Records from a dataset
'''
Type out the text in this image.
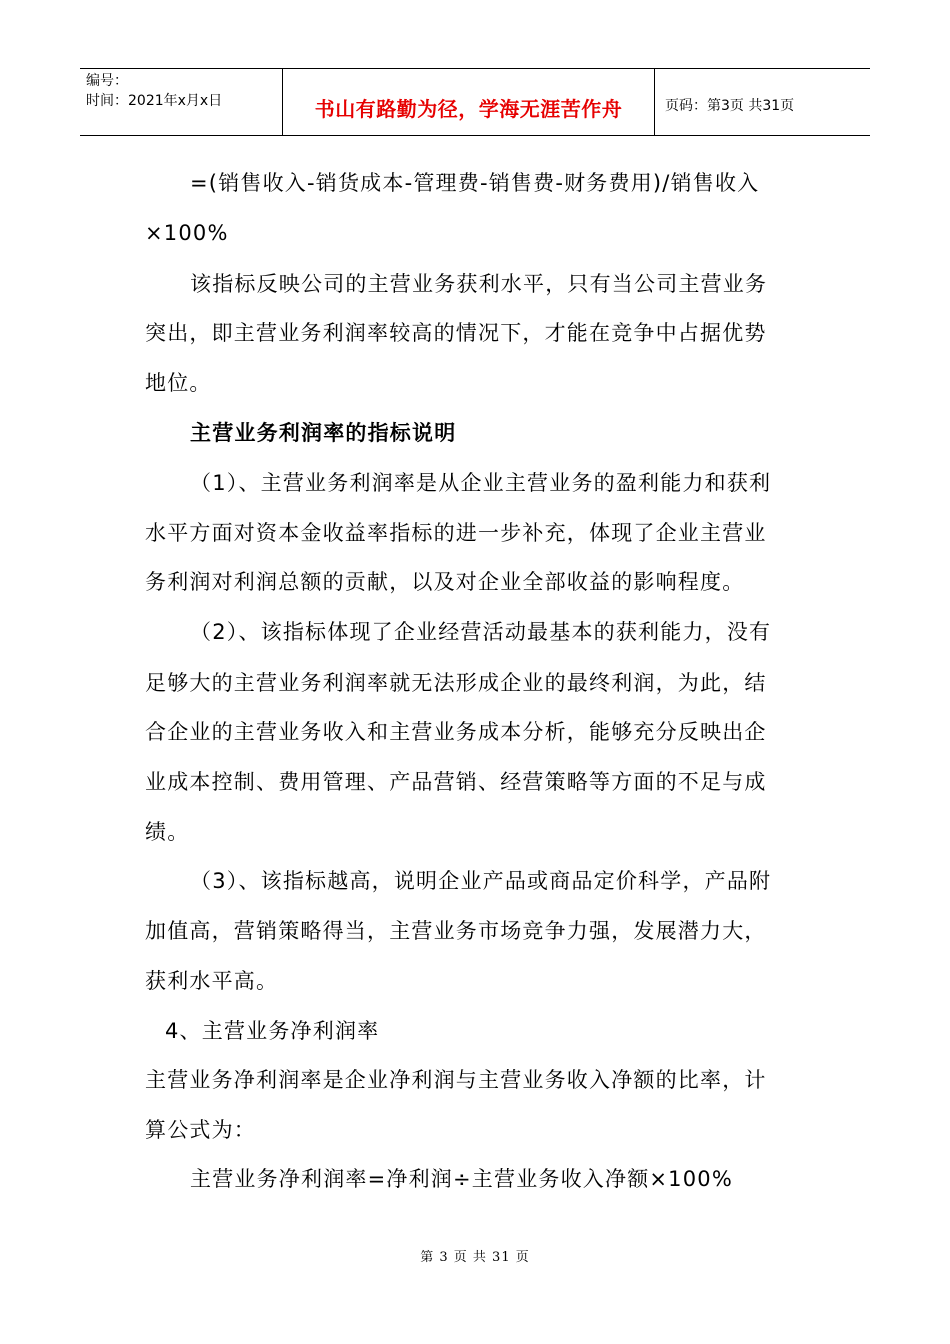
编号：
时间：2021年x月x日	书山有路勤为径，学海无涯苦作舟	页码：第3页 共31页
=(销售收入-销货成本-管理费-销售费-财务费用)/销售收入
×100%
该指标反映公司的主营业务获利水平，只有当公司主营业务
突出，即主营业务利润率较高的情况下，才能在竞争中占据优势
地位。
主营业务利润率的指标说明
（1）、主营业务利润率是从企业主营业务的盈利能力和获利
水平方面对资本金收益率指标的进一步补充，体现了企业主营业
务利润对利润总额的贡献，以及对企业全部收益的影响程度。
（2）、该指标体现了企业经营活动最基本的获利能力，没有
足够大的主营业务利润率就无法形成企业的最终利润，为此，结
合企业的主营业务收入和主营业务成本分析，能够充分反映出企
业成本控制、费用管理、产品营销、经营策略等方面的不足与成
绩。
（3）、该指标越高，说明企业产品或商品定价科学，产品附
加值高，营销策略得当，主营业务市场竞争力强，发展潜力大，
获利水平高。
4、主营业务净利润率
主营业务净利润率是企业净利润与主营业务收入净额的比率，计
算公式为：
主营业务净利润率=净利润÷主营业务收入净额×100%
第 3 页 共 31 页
'''
'''
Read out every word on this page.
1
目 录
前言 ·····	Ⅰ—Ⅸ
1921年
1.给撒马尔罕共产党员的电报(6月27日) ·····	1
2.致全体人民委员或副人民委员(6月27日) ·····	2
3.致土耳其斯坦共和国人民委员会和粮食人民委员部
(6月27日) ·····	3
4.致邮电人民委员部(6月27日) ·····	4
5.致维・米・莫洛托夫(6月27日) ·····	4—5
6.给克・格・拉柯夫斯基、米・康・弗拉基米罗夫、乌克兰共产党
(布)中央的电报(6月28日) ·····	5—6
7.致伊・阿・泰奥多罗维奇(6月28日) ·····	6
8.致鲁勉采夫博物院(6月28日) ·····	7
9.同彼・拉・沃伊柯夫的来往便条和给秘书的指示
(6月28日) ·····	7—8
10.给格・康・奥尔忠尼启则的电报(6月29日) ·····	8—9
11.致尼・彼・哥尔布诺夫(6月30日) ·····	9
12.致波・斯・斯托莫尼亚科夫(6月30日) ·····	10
'''
'''
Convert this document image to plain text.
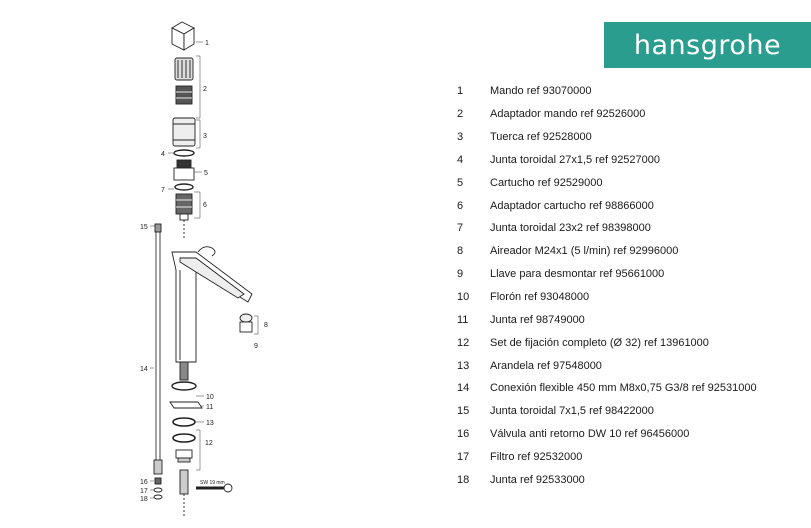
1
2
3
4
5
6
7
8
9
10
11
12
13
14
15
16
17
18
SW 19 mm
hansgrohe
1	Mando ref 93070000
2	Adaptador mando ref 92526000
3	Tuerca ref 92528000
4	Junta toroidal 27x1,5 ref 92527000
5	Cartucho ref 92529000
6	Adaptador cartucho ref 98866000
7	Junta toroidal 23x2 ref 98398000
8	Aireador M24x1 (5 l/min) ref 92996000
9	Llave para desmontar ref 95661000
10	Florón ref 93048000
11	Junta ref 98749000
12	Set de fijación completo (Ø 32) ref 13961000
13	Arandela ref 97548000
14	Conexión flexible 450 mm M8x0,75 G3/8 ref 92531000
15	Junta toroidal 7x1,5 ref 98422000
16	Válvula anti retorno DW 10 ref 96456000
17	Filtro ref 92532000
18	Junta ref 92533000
'''
Given request: Scan the listing above for the word "Junta" and show each line where it is found.

Problem solution:
4	Junta toroidal 27x1,5 ref 92527000
7	Junta toroidal 23x2 ref 98398000
11	Junta ref 98749000
15	Junta toroidal 7x1,5 ref 98422000
18	Junta ref 92533000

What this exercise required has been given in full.